> Written instruction
Every line below that mentions the word "Validación" should be copied out.
_ _ _ _
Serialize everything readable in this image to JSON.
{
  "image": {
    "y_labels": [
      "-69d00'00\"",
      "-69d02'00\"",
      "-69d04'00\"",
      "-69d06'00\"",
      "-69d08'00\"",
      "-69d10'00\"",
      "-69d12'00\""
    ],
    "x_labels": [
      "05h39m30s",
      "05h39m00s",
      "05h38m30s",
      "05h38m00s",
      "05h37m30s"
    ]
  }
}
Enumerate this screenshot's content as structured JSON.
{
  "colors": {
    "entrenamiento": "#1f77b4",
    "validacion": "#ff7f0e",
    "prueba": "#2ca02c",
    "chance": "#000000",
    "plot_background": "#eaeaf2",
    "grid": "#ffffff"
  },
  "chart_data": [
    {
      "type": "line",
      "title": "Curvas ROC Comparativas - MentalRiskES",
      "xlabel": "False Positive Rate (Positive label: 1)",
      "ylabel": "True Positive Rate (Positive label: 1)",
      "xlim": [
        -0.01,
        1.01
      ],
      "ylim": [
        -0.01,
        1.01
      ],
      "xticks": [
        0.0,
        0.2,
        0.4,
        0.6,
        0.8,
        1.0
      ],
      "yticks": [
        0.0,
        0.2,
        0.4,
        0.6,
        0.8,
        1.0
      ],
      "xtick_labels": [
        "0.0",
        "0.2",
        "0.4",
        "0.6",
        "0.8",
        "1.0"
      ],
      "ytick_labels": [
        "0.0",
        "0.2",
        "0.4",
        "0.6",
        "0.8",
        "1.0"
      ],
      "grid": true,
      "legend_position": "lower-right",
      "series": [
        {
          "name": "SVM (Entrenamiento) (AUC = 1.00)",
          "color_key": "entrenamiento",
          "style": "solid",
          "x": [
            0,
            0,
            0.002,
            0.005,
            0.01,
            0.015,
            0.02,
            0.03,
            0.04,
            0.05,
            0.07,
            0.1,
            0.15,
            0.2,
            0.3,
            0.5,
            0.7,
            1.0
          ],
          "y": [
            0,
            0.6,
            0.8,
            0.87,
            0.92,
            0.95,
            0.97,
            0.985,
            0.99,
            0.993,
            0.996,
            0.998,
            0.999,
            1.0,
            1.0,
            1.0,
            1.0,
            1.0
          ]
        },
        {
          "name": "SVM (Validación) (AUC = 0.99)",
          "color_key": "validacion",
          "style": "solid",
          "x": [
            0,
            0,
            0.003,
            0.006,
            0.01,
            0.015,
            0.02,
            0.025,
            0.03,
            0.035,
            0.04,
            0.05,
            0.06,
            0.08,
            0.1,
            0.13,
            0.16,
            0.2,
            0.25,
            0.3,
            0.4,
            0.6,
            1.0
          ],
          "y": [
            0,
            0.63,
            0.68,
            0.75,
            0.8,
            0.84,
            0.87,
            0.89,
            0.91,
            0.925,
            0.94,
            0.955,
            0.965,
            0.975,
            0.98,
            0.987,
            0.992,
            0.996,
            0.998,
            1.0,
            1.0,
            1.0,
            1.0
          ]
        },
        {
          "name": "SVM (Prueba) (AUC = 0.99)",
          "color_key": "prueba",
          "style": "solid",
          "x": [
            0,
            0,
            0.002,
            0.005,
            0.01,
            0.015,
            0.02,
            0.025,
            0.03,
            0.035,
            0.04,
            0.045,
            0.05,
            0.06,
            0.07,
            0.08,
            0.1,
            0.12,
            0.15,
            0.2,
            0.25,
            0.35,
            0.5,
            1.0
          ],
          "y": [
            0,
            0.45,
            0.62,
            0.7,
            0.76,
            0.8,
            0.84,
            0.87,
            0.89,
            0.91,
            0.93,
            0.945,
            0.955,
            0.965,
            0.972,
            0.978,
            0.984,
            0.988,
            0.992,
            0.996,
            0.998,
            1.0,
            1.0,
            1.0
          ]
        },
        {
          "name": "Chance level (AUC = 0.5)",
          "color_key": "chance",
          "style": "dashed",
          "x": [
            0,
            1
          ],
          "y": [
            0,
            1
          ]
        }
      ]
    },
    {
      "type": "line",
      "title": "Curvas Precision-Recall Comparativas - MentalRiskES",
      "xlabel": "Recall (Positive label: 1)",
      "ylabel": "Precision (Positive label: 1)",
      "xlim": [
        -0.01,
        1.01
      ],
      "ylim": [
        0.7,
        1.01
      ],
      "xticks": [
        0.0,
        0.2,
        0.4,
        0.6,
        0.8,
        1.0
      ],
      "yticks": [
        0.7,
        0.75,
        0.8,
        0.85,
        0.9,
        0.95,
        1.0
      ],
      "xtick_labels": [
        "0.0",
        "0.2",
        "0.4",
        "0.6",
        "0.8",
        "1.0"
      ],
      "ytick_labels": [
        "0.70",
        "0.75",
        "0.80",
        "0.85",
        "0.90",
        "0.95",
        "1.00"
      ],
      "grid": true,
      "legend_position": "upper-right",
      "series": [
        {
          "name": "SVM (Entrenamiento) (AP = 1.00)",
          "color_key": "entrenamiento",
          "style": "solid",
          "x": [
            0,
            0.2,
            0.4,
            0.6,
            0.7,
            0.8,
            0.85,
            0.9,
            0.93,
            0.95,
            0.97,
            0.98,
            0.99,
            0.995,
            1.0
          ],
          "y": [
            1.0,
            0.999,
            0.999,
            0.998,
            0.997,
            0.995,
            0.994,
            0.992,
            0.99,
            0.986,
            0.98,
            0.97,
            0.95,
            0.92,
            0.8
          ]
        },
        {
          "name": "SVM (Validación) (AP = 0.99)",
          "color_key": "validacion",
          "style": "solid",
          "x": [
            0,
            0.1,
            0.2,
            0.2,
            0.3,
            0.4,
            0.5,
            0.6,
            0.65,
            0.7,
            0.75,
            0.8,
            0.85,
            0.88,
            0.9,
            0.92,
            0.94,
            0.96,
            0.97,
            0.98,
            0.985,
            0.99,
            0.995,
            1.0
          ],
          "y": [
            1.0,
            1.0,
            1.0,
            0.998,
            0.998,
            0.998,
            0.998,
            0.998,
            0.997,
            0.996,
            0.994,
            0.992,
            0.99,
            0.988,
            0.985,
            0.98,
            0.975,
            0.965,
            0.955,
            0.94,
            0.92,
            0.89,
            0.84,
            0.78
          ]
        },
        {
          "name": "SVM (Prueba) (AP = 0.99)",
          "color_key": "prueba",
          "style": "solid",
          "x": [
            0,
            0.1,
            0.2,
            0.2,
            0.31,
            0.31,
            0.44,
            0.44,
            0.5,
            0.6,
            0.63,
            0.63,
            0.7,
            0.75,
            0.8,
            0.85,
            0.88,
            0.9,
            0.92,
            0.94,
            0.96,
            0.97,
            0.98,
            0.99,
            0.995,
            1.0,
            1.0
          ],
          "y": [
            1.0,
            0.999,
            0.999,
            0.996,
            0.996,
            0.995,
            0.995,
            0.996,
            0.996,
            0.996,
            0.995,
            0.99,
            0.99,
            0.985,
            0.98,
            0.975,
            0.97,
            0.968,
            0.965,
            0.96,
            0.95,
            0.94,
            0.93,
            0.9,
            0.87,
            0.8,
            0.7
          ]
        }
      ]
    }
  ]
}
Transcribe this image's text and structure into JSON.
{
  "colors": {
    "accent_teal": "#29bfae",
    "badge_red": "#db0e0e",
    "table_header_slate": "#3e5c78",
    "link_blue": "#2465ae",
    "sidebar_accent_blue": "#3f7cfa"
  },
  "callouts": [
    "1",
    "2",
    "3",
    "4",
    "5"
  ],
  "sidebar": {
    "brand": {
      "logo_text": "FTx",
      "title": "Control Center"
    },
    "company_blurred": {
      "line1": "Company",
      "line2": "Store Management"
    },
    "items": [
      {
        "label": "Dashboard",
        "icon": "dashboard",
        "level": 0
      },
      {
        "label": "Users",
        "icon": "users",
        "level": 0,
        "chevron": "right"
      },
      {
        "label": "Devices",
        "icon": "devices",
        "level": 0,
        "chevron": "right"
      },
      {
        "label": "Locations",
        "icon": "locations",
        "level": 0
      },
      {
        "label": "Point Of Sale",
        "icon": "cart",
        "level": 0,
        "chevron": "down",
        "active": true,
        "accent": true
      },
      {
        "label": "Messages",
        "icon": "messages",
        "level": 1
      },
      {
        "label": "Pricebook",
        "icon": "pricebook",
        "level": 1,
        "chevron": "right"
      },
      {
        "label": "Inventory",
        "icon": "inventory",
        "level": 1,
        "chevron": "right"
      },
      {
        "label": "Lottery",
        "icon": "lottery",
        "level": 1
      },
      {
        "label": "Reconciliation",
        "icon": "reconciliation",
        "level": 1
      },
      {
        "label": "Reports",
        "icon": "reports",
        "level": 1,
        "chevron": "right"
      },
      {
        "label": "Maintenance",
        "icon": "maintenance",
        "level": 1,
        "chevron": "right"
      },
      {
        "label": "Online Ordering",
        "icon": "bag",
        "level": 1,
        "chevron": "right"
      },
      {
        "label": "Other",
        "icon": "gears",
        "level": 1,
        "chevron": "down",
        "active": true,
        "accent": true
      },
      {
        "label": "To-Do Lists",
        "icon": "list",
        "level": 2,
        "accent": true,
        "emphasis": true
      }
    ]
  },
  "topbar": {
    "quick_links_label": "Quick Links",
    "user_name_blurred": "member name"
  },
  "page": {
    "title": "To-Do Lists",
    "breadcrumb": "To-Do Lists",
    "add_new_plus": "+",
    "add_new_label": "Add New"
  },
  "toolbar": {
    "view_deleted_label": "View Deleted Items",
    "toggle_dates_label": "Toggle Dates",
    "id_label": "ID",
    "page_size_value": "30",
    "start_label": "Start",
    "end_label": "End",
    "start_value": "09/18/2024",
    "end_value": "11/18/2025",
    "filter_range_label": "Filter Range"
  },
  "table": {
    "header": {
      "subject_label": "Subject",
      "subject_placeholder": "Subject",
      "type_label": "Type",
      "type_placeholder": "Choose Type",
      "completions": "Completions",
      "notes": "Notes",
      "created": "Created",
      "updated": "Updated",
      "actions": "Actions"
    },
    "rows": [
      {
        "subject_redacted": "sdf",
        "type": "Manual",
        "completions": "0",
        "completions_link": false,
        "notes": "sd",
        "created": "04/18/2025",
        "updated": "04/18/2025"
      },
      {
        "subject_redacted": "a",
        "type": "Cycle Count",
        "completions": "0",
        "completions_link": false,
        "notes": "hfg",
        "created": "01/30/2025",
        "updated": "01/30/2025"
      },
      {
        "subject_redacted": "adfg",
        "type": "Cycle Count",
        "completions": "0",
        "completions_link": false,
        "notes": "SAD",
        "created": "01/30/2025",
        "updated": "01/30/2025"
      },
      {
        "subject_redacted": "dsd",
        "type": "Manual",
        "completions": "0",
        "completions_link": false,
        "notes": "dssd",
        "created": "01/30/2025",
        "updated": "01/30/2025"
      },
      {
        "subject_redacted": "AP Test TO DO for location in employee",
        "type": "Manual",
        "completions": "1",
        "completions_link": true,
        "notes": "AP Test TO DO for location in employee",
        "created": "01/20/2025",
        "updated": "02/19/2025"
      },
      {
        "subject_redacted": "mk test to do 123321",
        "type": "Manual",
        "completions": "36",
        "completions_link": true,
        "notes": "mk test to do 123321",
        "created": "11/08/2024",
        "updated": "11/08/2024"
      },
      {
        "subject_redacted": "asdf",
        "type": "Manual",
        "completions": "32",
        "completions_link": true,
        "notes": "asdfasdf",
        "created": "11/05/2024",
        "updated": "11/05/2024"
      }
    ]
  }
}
_ _ _ _
> Response
          "name": "SVM (Validación) (AUC = 0.99)",
          "name": "SVM (Validación) (AP = 0.99)",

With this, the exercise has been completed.